The problem:
Of the lines below, how many hold the string "image"? Give only the number.

··· Supplied entries ···

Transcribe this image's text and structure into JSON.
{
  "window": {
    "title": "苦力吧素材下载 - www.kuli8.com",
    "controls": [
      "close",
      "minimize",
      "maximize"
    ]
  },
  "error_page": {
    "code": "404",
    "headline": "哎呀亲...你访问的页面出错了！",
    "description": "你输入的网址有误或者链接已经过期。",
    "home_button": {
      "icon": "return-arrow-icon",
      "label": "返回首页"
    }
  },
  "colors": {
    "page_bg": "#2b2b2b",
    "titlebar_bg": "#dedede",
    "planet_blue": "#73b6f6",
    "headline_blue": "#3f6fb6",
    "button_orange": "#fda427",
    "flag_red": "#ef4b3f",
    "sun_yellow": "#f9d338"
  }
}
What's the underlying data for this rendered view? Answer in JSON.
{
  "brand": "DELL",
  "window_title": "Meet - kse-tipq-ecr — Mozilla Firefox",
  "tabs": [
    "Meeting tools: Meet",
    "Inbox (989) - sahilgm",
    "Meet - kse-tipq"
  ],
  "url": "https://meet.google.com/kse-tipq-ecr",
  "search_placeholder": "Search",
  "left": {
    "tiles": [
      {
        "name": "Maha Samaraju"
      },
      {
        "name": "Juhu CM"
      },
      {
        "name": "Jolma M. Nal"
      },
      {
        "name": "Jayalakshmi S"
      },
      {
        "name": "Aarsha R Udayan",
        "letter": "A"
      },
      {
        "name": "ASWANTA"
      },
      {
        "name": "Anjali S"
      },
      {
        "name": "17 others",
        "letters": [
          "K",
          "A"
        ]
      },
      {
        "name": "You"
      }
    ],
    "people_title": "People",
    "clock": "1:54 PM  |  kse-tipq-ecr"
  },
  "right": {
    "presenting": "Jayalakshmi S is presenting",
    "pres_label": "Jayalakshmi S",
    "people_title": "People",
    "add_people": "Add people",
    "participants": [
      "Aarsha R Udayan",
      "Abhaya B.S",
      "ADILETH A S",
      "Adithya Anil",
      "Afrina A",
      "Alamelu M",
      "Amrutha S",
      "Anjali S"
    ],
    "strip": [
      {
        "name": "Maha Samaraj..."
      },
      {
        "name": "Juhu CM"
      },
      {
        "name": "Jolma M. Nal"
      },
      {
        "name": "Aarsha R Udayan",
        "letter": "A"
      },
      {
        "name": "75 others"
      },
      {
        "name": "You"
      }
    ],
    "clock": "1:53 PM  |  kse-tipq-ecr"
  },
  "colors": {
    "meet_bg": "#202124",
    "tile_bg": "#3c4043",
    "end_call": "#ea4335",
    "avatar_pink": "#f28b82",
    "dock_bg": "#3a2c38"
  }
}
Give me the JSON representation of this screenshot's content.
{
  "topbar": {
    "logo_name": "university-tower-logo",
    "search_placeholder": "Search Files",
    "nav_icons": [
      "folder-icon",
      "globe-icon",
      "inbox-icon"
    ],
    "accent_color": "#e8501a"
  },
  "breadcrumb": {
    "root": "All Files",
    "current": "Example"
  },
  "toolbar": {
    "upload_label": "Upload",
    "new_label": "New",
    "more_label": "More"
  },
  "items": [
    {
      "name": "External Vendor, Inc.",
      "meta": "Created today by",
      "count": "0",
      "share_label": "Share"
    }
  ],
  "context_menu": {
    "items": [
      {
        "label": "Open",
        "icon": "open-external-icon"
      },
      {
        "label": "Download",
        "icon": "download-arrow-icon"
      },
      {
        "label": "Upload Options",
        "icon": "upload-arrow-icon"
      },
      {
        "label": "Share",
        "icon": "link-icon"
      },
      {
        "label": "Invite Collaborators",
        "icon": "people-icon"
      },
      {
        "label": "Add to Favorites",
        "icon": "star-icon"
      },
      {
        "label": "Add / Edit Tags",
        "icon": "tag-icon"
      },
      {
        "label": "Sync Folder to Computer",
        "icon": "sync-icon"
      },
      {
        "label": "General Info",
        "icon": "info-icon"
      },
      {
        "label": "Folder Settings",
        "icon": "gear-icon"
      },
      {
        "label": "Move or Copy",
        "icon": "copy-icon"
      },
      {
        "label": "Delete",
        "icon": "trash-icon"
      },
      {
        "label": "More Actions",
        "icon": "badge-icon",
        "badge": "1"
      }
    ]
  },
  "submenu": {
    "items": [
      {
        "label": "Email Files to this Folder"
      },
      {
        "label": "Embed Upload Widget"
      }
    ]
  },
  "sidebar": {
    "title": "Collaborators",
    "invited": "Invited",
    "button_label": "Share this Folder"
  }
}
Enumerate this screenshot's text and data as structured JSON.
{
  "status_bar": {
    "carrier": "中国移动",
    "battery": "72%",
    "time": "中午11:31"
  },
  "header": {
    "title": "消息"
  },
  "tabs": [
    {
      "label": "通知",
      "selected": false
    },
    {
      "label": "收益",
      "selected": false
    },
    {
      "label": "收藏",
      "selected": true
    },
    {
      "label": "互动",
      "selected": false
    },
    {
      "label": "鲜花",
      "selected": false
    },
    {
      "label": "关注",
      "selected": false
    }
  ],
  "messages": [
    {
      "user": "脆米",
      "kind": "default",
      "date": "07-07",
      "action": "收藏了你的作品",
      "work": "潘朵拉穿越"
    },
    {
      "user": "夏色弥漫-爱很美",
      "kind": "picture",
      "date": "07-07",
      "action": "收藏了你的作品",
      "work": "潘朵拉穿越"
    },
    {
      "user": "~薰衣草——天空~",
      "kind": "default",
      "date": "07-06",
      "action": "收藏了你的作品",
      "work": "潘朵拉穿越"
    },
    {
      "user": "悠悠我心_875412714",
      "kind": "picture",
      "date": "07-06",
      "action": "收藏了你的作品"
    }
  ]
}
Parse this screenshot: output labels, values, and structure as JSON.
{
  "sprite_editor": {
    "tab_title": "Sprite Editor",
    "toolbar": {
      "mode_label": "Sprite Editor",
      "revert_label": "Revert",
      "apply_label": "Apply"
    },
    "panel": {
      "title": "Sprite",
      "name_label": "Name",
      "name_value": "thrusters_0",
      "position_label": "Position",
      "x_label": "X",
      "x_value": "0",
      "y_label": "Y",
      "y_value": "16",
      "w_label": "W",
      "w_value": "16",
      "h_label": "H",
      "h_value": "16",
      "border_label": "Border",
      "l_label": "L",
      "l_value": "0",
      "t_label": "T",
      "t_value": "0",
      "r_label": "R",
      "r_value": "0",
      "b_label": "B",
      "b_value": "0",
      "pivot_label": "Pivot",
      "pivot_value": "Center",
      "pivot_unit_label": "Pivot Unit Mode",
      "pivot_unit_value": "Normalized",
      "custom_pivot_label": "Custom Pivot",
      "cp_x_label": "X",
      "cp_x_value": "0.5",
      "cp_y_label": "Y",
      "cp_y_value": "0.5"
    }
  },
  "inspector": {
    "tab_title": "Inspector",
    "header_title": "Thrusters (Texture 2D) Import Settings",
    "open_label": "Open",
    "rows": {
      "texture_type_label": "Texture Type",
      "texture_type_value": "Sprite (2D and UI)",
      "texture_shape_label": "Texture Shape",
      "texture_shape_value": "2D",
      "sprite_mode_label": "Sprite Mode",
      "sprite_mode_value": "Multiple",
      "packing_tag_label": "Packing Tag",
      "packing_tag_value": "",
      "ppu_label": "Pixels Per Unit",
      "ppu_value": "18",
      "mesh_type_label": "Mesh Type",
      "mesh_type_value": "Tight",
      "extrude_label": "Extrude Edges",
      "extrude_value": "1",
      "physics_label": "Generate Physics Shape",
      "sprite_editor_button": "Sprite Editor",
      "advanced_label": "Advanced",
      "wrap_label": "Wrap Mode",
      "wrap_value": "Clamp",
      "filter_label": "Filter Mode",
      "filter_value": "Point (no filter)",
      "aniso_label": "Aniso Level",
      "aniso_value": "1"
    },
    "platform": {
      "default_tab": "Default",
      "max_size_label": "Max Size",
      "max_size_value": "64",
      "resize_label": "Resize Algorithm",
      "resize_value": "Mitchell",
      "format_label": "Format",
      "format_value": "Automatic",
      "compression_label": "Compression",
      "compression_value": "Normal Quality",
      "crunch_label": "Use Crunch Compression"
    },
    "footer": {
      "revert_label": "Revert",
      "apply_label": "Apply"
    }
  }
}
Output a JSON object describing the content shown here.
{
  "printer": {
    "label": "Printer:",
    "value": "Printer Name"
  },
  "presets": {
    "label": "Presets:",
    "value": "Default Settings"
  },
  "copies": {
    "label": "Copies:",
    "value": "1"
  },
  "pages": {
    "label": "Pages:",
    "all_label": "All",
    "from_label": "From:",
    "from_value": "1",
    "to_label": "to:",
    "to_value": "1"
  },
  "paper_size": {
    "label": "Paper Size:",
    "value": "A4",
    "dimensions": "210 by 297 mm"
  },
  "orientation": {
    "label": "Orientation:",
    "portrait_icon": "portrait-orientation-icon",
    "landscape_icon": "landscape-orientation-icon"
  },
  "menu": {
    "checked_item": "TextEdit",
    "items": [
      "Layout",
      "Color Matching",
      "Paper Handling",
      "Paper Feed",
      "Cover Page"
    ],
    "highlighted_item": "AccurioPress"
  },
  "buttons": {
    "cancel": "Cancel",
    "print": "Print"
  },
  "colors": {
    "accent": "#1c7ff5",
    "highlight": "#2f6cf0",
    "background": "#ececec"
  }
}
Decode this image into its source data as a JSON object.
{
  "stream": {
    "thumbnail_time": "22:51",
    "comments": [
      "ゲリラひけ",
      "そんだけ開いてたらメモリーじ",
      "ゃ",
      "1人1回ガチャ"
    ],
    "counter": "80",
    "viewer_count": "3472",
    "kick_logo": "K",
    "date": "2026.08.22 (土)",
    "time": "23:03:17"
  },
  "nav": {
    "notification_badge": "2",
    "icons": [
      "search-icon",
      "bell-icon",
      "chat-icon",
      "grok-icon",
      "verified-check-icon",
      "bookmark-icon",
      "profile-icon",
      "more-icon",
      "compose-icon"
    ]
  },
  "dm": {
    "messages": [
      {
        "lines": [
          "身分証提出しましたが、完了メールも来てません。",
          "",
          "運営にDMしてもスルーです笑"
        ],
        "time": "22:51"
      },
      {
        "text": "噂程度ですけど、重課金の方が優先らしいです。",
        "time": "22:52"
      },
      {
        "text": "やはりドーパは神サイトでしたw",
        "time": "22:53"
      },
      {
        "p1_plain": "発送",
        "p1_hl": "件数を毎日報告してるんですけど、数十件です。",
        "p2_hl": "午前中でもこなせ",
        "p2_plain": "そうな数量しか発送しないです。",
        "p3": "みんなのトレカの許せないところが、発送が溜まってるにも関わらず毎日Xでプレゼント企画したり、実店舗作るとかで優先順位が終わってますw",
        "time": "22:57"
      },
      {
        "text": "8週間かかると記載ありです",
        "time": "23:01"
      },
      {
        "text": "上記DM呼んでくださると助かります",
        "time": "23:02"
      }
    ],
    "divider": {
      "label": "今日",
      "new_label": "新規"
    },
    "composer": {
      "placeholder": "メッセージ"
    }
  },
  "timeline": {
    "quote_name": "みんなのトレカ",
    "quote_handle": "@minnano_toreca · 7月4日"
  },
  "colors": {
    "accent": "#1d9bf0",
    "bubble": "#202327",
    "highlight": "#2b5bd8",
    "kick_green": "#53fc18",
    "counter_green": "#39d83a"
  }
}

···

Answer to the exercise:
2